▶ [Do this]
Extract the entries in their exact form.

▶ [Given information]
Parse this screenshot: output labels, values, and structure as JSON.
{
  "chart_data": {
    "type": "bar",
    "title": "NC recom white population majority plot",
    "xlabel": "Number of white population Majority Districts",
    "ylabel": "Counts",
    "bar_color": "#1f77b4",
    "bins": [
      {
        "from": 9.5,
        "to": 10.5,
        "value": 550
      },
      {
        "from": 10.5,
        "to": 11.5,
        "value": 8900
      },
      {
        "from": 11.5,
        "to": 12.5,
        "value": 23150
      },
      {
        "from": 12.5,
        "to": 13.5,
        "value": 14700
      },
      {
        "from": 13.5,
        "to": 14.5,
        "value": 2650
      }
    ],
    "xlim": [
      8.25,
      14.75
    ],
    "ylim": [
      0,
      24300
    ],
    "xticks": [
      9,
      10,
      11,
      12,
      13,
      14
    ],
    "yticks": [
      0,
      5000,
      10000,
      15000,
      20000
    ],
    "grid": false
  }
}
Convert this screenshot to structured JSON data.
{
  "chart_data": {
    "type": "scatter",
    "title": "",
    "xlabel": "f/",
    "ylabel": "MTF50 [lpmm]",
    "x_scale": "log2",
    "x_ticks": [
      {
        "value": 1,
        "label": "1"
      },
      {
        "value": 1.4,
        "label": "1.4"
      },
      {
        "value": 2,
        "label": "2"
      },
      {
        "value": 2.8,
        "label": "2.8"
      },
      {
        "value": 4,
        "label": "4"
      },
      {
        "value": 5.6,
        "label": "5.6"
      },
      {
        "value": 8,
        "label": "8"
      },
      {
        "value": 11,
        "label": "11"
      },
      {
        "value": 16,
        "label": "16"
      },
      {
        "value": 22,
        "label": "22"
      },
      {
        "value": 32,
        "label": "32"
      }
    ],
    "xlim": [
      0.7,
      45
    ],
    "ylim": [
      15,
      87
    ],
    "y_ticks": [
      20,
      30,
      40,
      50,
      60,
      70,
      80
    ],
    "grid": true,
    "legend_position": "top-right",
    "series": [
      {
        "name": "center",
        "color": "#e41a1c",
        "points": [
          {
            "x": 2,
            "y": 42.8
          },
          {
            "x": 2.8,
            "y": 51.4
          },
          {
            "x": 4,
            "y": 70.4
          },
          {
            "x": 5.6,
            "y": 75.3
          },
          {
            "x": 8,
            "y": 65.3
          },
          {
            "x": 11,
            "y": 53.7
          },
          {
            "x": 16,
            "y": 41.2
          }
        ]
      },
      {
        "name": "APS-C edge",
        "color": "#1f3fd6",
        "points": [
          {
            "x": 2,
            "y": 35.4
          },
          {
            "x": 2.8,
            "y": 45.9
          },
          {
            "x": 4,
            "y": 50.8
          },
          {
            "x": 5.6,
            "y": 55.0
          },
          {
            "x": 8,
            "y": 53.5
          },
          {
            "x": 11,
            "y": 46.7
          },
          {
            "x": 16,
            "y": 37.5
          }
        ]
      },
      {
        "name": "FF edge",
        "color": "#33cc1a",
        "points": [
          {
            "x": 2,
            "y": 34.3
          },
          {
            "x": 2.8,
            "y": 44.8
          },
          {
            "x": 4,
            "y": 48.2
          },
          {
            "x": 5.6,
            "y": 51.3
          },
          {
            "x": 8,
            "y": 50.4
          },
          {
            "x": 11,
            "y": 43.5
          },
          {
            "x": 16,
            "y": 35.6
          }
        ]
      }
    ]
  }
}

▶ [Correct result]
Parse this screenshot: output labels, values, and structure as JSON.
{
  "chart_data": {
    "type": "bar",
    "title": "NC recom white population majority plot",
    "xlabel": "Number of white population Majority Districts",
    "ylabel": "Counts",
    "bar_color": "#1f77b4",
    "bins": [
      {
        "from": 9.5,
        "to": 10.5,
        "value": 550
      },
      {
        "from": 10.5,
        "to": 11.5,
        "value": 8900
      },
      {
        "from": 11.5,
        "to": 12.5,
        "value": 23150
      },
      {
        "from": 12.5,
        "to": 13.5,
        "value": 14700
      },
      {
        "from": 13.5,
        "to": 14.5,
        "value": 2650
      }
    ],
    "xlim": [
      8.25,
      14.75
    ],
    "ylim": [
      0,
      24300
    ],
    "xticks": [
      9,
      10,
      11,
      12,
      13,
      14
    ],
    "yticks": [
      0,
      5000,
      10000,
      15000,
      20000
    ],
    "grid": false
  }
}
Convert this screenshot to structured JSON data.
{
  "chart_data": {
    "type": "scatter",
    "title": "",
    "xlabel": "f/",
    "ylabel": "MTF50 [lpmm]",
    "x_scale": "log2",
    "x_ticks": [
      {
        "value": 1,
        "label": "1"
      },
      {
        "value": 1.4,
        "label": "1.4"
      },
      {
        "value": 2,
        "label": "2"
      },
      {
        "value": 2.8,
        "label": "2.8"
      },
      {
        "value": 4,
        "label": "4"
      },
      {
        "value": 5.6,
        "label": "5.6"
      },
      {
        "value": 8,
        "label": "8"
      },
      {
        "value": 11,
        "label": "11"
      },
      {
        "value": 16,
        "label": "16"
      },
      {
        "value": 22,
        "label": "22"
      },
      {
        "value": 32,
        "label": "32"
      }
    ],
    "xlim": [
      0.7,
      45
    ],
    "ylim": [
      15,
      87
    ],
    "y_ticks": [
      20,
      30,
      40,
      50,
      60,
      70,
      80
    ],
    "grid": true,
    "legend_position": "top-right",
    "series": [
      {
        "name": "center",
        "color": "#e41a1c",
        "points": [
          {
            "x": 2,
            "y": 42.8
          },
          {
            "x": 2.8,
            "y": 51.4
          },
          {
            "x": 4,
            "y": 70.4
          },
          {
            "x": 5.6,
            "y": 75.3
          },
          {
            "x": 8,
            "y": 65.3
          },
          {
            "x": 11,
            "y": 53.7
          },
          {
            "x": 16,
            "y": 41.2
          }
        ]
      },
      {
        "name": "APS-C edge",
        "color": "#1f3fd6",
        "points": [
          {
            "x": 2,
            "y": 35.4
          },
          {
            "x": 2.8,
            "y": 45.9
          },
          {
            "x": 4,
            "y": 50.8
          },
          {
            "x": 5.6,
            "y": 55.0
          },
          {
            "x": 8,
            "y": 53.5
          },
          {
            "x": 11,
            "y": 46.7
          },
          {
            "x": 16,
            "y": 37.5
          }
        ]
      },
      {
        "name": "FF edge",
        "color": "#33cc1a",
        "points": [
          {
            "x": 2,
            "y": 34.3
          },
          {
            "x": 2.8,
            "y": 44.8
          },
          {
            "x": 4,
            "y": 48.2
          },
          {
            "x": 5.6,
            "y": 51.3
          },
          {
            "x": 8,
            "y": 50.4
          },
          {
            "x": 11,
            "y": 43.5
          },
          {
            "x": 16,
            "y": 35.6
          }
        ]
      }
    ]
  }
}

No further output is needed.